AIM OF THE EXERCISE
Copy every line in which the string "inhibitors" occurs.

DATA PROVIDED
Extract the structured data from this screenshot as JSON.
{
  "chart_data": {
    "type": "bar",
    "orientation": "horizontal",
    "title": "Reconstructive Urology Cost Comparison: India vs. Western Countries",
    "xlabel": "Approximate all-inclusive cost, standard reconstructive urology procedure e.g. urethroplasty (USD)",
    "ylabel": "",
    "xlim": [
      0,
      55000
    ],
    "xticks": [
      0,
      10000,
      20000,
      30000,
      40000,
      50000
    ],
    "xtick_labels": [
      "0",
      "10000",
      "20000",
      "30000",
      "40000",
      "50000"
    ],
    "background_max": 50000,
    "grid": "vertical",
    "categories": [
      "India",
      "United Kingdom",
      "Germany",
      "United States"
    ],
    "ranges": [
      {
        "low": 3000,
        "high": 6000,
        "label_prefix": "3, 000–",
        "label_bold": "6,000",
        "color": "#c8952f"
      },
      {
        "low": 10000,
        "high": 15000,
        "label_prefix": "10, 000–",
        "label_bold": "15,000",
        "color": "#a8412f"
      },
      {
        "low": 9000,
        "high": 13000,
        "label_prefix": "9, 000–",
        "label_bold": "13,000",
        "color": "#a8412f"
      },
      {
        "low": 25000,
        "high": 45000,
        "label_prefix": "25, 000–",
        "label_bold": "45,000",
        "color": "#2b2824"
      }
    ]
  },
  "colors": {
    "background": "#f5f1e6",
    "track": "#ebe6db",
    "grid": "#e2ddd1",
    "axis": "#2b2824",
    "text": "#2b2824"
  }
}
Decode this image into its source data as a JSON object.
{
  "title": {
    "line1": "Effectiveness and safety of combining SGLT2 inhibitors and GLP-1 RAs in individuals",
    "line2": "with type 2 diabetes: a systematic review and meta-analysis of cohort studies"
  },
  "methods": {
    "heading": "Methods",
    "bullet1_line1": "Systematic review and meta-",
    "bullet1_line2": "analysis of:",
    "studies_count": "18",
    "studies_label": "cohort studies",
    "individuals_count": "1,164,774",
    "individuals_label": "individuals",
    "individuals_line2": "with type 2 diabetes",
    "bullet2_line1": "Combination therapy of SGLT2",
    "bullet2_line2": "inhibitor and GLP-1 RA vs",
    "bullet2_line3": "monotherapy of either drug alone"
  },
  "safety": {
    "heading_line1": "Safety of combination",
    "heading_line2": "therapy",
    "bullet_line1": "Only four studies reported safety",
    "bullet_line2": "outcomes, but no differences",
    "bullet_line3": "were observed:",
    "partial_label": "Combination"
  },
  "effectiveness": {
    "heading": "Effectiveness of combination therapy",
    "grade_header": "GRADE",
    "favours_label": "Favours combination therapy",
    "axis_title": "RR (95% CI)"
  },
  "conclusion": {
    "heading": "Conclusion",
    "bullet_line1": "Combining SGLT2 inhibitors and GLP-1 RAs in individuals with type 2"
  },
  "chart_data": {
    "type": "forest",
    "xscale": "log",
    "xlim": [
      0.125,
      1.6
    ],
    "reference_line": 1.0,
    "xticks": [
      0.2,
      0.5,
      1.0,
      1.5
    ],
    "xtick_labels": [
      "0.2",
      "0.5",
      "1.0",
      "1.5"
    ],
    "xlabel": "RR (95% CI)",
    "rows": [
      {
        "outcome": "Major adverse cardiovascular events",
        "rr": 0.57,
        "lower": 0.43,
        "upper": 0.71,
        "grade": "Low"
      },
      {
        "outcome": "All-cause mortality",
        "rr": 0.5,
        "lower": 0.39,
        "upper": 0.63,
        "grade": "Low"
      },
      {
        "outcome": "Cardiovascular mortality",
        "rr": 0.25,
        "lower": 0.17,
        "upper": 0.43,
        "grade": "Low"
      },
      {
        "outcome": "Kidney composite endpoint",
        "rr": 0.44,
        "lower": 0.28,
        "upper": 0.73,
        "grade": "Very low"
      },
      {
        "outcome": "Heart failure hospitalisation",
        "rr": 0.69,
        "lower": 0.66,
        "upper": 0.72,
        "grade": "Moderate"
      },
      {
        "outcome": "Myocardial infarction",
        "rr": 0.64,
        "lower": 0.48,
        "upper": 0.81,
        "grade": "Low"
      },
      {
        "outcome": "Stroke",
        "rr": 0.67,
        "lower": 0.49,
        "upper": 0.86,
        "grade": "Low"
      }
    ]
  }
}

FINAL ANSWER
    "line1": "Effectiveness and safety of combining SGLT2 inhibitors and GLP-1 RAs in individuals",
    "bullet_line1": "Combining SGLT2 inhibitors and GLP-1 RAs in individuals with type 2"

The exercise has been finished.